## START DATASET RECORDS
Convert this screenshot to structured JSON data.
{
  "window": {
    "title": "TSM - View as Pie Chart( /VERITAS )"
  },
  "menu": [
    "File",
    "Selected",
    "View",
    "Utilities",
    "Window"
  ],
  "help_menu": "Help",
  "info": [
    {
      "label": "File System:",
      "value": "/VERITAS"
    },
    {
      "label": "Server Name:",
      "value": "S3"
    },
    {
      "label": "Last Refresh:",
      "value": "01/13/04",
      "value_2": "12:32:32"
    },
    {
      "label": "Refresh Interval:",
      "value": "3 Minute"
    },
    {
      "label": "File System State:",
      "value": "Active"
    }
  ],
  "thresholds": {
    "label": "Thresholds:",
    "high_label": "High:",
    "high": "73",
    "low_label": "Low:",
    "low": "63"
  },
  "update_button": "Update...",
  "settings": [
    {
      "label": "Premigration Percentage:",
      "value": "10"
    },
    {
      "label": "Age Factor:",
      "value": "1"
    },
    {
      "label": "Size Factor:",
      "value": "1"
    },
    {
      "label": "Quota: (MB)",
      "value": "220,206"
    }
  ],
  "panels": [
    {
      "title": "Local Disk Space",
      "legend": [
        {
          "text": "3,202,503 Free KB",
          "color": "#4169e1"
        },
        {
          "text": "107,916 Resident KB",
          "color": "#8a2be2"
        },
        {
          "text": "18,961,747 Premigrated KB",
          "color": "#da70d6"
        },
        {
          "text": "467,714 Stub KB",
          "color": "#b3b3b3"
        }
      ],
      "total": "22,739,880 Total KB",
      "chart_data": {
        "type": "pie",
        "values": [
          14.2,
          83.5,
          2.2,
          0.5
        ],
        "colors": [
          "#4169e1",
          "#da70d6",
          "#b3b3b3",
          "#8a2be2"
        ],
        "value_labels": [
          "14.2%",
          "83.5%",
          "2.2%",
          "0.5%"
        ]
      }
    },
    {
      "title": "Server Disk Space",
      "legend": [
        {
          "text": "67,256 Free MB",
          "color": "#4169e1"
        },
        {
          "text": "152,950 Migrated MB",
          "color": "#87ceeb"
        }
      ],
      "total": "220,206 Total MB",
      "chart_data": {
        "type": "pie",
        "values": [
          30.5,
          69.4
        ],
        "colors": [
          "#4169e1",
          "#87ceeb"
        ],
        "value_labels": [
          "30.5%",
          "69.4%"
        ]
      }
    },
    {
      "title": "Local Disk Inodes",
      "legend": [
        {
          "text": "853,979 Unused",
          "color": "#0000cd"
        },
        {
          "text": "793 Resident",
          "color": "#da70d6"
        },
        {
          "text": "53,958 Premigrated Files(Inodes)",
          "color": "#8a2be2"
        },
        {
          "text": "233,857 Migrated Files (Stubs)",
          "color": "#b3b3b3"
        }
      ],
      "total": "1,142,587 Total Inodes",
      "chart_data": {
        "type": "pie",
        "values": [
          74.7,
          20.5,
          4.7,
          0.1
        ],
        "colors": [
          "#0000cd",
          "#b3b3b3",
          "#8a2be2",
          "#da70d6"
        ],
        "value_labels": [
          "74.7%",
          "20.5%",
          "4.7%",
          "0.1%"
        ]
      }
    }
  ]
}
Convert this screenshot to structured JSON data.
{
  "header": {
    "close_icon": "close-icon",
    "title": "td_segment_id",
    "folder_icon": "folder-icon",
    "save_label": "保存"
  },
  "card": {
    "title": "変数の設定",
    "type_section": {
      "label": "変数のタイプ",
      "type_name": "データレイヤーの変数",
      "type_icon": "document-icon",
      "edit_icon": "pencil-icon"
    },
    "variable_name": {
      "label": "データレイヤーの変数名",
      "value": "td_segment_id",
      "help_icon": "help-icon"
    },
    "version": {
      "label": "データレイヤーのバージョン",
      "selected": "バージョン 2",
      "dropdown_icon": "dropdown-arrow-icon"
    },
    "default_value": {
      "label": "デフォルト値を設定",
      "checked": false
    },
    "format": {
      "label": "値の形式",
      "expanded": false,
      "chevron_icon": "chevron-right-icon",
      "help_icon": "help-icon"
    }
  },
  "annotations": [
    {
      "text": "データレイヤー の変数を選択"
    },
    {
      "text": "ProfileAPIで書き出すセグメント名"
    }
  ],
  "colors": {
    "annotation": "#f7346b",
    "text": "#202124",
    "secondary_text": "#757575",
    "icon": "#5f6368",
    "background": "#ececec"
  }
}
## END DATASET RECORDS
EXERCISE BRIEF: Write out every entry word for word.

EXERCISE OUTPUT:
Convert this screenshot to structured JSON data.
{
  "window": {
    "title": "TSM - View as Pie Chart( /VERITAS )"
  },
  "menu": [
    "File",
    "Selected",
    "View",
    "Utilities",
    "Window"
  ],
  "help_menu": "Help",
  "info": [
    {
      "label": "File System:",
      "value": "/VERITAS"
    },
    {
      "label": "Server Name:",
      "value": "S3"
    },
    {
      "label": "Last Refresh:",
      "value": "01/13/04",
      "value_2": "12:32:32"
    },
    {
      "label": "Refresh Interval:",
      "value": "3 Minute"
    },
    {
      "label": "File System State:",
      "value": "Active"
    }
  ],
  "thresholds": {
    "label": "Thresholds:",
    "high_label": "High:",
    "high": "73",
    "low_label": "Low:",
    "low": "63"
  },
  "update_button": "Update...",
  "settings": [
    {
      "label": "Premigration Percentage:",
      "value": "10"
    },
    {
      "label": "Age Factor:",
      "value": "1"
    },
    {
      "label": "Size Factor:",
      "value": "1"
    },
    {
      "label": "Quota: (MB)",
      "value": "220,206"
    }
  ],
  "panels": [
    {
      "title": "Local Disk Space",
      "legend": [
        {
          "text": "3,202,503 Free KB",
          "color": "#4169e1"
        },
        {
          "text": "107,916 Resident KB",
          "color": "#8a2be2"
        },
        {
          "text": "18,961,747 Premigrated KB",
          "color": "#da70d6"
        },
        {
          "text": "467,714 Stub KB",
          "color": "#b3b3b3"
        }
      ],
      "total": "22,739,880 Total KB",
      "chart_data": {
        "type": "pie",
        "values": [
          14.2,
          83.5,
          2.2,
          0.5
        ],
        "colors": [
          "#4169e1",
          "#da70d6",
          "#b3b3b3",
          "#8a2be2"
        ],
        "value_labels": [
          "14.2%",
          "83.5%",
          "2.2%",
          "0.5%"
        ]
      }
    },
    {
      "title": "Server Disk Space",
      "legend": [
        {
          "text": "67,256 Free MB",
          "color": "#4169e1"
        },
        {
          "text": "152,950 Migrated MB",
          "color": "#87ceeb"
        }
      ],
      "total": "220,206 Total MB",
      "chart_data": {
        "type": "pie",
        "values": [
          30.5,
          69.4
        ],
        "colors": [
          "#4169e1",
          "#87ceeb"
        ],
        "value_labels": [
          "30.5%",
          "69.4%"
        ]
      }
    },
    {
      "title": "Local Disk Inodes",
      "legend": [
        {
          "text": "853,979 Unused",
          "color": "#0000cd"
        },
        {
          "text": "793 Resident",
          "color": "#da70d6"
        },
        {
          "text": "53,958 Premigrated Files(Inodes)",
          "color": "#8a2be2"
        },
        {
          "text": "233,857 Migrated Files (Stubs)",
          "color": "#b3b3b3"
        }
      ],
      "total": "1,142,587 Total Inodes",
      "chart_data": {
        "type": "pie",
        "values": [
          74.7,
          20.5,
          4.7,
          0.1
        ],
        "colors": [
          "#0000cd",
          "#b3b3b3",
          "#8a2be2",
          "#da70d6"
        ],
        "value_labels": [
          "74.7%",
          "20.5%",
          "4.7%",
          "0.1%"
        ]
      }
    }
  ]
}
Convert this screenshot to structured JSON data.
{
  "header": {
    "close_icon": "close-icon",
    "title": "td_segment_id",
    "folder_icon": "folder-icon",
    "save_label": "保存"
  },
  "card": {
    "title": "変数の設定",
    "type_section": {
      "label": "変数のタイプ",
      "type_name": "データレイヤーの変数",
      "type_icon": "document-icon",
      "edit_icon": "pencil-icon"
    },
    "variable_name": {
      "label": "データレイヤーの変数名",
      "value": "td_segment_id",
      "help_icon": "help-icon"
    },
    "version": {
      "label": "データレイヤーのバージョン",
      "selected": "バージョン 2",
      "dropdown_icon": "dropdown-arrow-icon"
    },
    "default_value": {
      "label": "デフォルト値を設定",
      "checked": false
    },
    "format": {
      "label": "値の形式",
      "expanded": false,
      "chevron_icon": "chevron-right-icon",
      "help_icon": "help-icon"
    }
  },
  "annotations": [
    {
      "text": "データレイヤー の変数を選択"
    },
    {
      "text": "ProfileAPIで書き出すセグメント名"
    }
  ],
  "colors": {
    "annotation": "#f7346b",
    "text": "#202124",
    "secondary_text": "#757575",
    "icon": "#5f6368",
    "background": "#ececec"
  }
}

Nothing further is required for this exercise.